## PROMPT
Reply with one number only: the count of lines below that contain the word "text".
• • • •
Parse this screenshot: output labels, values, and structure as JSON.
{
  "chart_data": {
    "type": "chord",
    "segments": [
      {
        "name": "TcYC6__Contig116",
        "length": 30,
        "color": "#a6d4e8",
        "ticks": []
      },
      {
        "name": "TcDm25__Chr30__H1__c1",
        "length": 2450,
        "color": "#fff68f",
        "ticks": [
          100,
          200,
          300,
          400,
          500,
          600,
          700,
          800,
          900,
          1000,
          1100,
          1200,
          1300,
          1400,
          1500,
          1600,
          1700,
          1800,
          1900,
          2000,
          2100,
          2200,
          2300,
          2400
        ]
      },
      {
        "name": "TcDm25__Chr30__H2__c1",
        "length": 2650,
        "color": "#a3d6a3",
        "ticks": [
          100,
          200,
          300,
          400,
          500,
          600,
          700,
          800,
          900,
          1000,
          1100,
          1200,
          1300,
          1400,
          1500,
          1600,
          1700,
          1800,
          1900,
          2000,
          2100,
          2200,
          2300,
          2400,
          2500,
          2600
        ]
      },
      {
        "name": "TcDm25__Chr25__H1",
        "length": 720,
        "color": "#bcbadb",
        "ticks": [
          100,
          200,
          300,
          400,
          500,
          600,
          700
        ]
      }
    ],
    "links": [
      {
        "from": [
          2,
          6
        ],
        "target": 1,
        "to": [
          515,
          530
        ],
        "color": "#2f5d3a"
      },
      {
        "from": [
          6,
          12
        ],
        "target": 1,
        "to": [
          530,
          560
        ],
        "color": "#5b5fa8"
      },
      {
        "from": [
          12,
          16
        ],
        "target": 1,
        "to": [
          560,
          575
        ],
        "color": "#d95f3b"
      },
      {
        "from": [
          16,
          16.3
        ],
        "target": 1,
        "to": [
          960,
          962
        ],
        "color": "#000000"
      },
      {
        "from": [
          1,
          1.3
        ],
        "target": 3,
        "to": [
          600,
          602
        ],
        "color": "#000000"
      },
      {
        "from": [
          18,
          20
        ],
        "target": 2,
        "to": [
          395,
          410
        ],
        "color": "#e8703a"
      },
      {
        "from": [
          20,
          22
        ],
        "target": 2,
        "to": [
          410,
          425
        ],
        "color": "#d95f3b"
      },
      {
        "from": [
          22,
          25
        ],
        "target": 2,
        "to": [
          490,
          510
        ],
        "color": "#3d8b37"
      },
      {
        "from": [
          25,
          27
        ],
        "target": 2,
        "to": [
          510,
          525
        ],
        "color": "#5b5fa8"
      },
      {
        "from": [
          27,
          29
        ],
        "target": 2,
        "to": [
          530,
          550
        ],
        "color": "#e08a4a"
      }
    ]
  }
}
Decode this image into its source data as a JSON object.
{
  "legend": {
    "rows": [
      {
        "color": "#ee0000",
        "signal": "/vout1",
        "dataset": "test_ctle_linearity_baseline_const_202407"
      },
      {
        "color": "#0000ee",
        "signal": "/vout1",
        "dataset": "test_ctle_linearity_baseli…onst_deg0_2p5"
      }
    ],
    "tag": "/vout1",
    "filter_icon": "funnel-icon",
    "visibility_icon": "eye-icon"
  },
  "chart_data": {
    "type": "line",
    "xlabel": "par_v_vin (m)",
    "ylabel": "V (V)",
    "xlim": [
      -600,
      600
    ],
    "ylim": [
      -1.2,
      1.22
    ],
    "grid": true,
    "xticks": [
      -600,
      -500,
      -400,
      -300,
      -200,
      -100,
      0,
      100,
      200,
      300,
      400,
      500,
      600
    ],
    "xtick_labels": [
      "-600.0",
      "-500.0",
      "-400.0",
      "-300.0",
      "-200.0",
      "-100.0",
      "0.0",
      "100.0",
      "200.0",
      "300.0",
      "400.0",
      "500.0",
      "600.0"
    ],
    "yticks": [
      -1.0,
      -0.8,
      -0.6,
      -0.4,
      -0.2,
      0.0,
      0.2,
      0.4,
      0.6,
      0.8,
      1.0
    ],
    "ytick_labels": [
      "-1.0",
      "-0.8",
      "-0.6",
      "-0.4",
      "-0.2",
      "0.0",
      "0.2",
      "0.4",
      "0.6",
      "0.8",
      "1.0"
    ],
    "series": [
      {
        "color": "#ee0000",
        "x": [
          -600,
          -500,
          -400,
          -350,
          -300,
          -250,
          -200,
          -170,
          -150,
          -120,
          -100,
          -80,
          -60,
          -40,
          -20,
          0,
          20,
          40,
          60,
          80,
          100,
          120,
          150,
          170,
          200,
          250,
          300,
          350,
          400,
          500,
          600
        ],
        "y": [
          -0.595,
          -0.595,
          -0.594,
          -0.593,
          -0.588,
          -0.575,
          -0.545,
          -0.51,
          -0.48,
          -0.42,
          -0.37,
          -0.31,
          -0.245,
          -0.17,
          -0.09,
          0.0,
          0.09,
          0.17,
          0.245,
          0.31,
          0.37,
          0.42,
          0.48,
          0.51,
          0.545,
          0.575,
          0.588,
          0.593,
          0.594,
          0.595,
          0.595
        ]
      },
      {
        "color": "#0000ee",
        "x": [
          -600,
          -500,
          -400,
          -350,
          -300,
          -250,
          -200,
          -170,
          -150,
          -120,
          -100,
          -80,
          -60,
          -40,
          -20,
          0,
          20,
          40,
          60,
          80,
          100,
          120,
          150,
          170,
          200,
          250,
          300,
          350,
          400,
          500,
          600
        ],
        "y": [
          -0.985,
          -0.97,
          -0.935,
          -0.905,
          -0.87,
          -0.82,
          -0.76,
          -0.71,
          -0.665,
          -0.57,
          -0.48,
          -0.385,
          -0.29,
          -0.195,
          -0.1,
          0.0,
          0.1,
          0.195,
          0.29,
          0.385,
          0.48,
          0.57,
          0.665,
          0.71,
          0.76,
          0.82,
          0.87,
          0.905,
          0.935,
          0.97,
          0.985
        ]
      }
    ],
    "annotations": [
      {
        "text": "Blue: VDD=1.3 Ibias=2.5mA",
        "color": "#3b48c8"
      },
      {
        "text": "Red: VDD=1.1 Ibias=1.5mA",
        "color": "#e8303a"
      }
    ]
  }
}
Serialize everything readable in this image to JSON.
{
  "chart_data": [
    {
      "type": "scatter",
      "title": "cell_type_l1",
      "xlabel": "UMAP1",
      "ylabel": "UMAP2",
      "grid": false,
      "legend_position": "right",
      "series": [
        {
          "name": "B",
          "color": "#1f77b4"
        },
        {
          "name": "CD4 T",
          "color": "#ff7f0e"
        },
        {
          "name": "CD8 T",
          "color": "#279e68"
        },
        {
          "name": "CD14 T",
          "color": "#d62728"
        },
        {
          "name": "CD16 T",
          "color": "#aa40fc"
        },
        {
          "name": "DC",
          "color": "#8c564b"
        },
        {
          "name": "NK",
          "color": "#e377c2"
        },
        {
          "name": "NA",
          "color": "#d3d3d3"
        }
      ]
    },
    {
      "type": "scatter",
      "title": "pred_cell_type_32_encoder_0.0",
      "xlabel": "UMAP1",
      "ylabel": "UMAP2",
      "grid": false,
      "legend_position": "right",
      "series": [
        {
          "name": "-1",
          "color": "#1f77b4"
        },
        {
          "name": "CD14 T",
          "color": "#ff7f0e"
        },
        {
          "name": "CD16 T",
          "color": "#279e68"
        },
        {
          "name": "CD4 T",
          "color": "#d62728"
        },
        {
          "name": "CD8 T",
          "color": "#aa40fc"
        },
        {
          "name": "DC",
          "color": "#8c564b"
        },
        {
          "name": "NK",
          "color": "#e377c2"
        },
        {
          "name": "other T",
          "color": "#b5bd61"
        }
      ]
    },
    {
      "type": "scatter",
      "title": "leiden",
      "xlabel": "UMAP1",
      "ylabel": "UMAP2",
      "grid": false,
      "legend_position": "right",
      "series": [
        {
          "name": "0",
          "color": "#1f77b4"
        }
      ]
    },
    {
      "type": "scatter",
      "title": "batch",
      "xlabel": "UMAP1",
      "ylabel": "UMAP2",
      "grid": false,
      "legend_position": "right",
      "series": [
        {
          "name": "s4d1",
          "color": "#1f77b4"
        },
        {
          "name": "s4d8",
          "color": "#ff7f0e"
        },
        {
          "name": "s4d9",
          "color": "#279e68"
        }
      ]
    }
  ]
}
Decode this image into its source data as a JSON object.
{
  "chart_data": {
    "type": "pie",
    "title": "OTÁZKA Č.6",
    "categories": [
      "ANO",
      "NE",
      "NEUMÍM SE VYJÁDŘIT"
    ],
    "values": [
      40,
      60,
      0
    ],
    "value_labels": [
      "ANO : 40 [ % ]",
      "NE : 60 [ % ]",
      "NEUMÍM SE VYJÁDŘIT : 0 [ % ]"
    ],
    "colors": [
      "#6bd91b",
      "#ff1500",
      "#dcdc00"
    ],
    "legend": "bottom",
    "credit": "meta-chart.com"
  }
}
• • • •
## FINISHED TASK
2